## Required task
Repeat each entry as written and leave the images out of the copy.

## Dataset items

☆ ☆ ☆

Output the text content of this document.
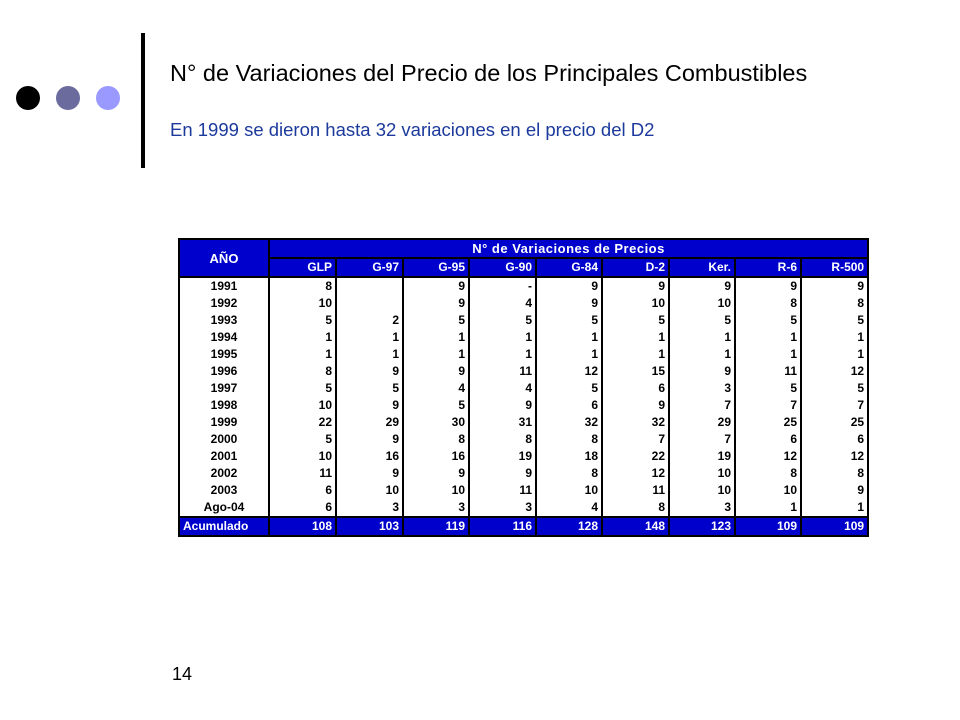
N° de Variaciones del Precio de los Principales Combustibles
En 1999 se dieron hasta 32 variaciones en el precio del D2
AÑO	N° de Variaciones de Precios								
	GLP	G-97	G-95	G-90	G-84	D-2	Ker.	R-6	R-500
1991	8		9	-	9	9	9	9	9
1992	10		9	4	9	10	10	8	8
1993	5	2	5	5	5	5	5	5	5
1994	1	1	1	1	1	1	1	1	1
1995	1	1	1	1	1	1	1	1	1
1996	8	9	9	11	12	15	9	11	12
1997	5	5	4	4	5	6	3	5	5
1998	10	9	5	9	6	9	7	7	7
1999	22	29	30	31	32	32	29	25	25
2000	5	9	8	8	8	7	7	6	6
2001	10	16	16	19	18	22	19	12	12
2002	11	9	9	9	8	12	10	8	8
2003	6	10	10	11	10	11	10	10	9
Ago-04	6	3	3	3	4	8	3	1	1
Acumulado	108	103	119	116	128	148	123	109	109
14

☆ ☆ ☆

## Solution
Output the text content of this document.
N° de Variaciones del Precio de los Principales Combustibles
En 1999 se dieron hasta 32 variaciones en el precio del D2
AÑO	N° de Variaciones de Precios								
	GLP	G-97	G-95	G-90	G-84	D-2	Ker.	R-6	R-500
1991	8		9	-	9	9	9	9	9
1992	10		9	4	9	10	10	8	8
1993	5	2	5	5	5	5	5	5	5
1994	1	1	1	1	1	1	1	1	1
1995	1	1	1	1	1	1	1	1	1
1996	8	9	9	11	12	15	9	11	12
1997	5	5	4	4	5	6	3	5	5
1998	10	9	5	9	6	9	7	7	7
1999	22	29	30	31	32	32	29	25	25
2000	5	9	8	8	8	7	7	6	6
2001	10	16	16	19	18	22	19	12	12
2002	11	9	9	9	8	12	10	8	8
2003	6	10	10	11	10	11	10	10	9
Ago-04	6	3	3	3	4	8	3	1	1
Acumulado	108	103	119	116	128	148	123	109	109
14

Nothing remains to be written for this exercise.